Copy the listing word for word from its first line through the line containing "- y-tick-label: 97.0: [132, 163, 154, 174]", including both of those lines.

Given records>

════════════════

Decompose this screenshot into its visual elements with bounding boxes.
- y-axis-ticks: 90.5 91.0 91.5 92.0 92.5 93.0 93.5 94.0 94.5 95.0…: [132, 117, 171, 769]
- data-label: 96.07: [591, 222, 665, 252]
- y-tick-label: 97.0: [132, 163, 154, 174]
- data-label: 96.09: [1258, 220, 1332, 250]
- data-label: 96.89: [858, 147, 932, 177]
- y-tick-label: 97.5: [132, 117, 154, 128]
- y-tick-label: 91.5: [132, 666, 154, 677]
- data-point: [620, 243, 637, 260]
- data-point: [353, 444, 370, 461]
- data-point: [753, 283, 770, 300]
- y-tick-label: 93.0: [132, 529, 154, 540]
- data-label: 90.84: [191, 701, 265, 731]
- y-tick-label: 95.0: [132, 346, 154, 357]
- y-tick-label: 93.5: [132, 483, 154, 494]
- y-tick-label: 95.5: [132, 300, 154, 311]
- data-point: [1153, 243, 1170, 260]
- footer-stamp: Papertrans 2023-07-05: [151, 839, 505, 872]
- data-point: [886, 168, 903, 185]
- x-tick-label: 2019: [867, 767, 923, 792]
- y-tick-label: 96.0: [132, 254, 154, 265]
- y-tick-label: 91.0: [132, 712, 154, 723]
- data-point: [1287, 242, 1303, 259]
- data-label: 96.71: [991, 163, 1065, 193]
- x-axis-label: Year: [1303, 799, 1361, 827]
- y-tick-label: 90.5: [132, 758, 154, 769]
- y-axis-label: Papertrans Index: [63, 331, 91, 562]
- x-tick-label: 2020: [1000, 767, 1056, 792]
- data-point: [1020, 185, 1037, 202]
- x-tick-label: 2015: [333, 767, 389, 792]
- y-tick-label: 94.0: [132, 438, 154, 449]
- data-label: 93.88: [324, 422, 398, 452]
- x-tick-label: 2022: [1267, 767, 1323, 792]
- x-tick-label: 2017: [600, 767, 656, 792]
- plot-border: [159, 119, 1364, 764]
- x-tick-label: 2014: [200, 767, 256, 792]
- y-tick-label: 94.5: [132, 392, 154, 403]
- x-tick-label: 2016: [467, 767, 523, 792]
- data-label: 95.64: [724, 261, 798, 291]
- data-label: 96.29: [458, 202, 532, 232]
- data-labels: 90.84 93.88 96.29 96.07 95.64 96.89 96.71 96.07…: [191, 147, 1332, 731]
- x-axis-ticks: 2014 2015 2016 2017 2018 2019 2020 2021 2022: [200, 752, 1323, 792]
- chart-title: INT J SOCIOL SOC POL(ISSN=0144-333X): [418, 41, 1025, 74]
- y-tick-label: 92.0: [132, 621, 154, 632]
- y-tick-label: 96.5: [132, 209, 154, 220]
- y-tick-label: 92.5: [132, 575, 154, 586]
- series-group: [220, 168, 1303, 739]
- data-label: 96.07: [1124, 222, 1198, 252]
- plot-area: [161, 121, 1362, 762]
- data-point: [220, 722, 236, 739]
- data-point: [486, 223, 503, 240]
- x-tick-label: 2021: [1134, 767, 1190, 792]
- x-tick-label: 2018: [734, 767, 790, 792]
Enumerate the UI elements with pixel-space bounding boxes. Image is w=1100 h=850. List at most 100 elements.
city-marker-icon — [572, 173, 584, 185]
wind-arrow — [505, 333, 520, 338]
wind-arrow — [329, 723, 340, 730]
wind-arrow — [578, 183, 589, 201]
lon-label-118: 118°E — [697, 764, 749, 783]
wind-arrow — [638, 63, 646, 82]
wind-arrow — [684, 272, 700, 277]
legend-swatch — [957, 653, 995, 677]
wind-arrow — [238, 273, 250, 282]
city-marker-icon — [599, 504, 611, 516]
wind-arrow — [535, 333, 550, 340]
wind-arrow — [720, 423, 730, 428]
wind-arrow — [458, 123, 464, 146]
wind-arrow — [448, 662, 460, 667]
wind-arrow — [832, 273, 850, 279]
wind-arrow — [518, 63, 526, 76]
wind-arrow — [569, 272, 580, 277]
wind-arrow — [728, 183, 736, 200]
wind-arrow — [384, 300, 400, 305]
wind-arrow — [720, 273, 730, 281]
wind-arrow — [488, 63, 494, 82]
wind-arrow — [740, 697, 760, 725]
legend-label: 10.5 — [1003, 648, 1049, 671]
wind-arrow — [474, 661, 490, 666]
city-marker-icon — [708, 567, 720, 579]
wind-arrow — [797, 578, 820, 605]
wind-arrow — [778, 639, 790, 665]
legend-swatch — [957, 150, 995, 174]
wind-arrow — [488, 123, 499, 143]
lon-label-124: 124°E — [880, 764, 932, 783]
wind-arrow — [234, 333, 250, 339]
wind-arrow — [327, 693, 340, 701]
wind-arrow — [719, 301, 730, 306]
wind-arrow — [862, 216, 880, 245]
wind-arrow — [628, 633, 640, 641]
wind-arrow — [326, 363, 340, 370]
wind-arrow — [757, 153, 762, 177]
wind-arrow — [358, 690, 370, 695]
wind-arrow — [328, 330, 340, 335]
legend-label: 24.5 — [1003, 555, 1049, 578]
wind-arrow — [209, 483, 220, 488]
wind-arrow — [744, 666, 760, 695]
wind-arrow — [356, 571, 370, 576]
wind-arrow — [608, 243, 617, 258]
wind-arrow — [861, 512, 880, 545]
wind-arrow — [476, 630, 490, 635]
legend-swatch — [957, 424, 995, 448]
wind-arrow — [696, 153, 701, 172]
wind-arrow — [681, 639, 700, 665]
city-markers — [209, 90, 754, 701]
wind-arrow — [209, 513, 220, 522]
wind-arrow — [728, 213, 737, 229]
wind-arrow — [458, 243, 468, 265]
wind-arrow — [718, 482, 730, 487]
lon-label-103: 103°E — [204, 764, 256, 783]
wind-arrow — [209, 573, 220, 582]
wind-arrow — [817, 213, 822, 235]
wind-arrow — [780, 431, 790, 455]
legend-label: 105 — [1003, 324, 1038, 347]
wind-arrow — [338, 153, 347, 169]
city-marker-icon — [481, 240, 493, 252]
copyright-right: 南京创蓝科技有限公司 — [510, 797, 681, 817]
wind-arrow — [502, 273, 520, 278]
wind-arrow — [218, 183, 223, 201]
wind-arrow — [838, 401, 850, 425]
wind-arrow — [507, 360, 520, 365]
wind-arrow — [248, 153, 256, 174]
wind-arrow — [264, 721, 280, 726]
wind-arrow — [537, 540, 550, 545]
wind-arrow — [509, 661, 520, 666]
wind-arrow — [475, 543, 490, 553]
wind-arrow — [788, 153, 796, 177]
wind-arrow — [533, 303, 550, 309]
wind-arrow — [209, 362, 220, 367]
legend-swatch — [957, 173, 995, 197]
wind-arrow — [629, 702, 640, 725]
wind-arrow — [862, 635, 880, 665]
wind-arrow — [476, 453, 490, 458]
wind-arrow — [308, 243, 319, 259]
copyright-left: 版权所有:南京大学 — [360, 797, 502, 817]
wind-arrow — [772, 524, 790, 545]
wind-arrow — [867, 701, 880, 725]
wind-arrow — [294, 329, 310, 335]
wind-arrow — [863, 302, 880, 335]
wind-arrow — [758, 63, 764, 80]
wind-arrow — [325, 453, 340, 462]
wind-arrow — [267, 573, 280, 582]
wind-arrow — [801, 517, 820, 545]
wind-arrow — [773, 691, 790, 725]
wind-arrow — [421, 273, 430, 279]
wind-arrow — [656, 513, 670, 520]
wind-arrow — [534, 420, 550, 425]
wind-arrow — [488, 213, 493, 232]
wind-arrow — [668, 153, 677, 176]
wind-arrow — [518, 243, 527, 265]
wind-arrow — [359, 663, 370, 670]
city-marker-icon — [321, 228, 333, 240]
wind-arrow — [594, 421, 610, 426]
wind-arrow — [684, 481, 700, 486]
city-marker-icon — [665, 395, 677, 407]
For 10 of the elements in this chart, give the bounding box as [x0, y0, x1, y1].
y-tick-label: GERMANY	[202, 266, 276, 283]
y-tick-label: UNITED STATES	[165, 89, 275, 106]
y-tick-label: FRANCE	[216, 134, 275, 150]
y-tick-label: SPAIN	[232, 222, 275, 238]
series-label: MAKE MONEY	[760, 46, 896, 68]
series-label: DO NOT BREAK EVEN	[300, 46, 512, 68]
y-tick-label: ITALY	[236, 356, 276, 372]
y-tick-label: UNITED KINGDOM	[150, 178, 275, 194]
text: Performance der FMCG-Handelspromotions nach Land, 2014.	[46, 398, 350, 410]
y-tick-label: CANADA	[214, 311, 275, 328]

════════════════

Right answer>
Decompose this screenshot into its visual elements with bounding boxes.
- y-axis-ticks: 90.5 91.0 91.5 92.0 92.5 93.0 93.5 94.0 94.5 95.0…: [132, 117, 171, 769]
- data-label: 96.07: [591, 222, 665, 252]
- y-tick-label: 97.0: [132, 163, 154, 174]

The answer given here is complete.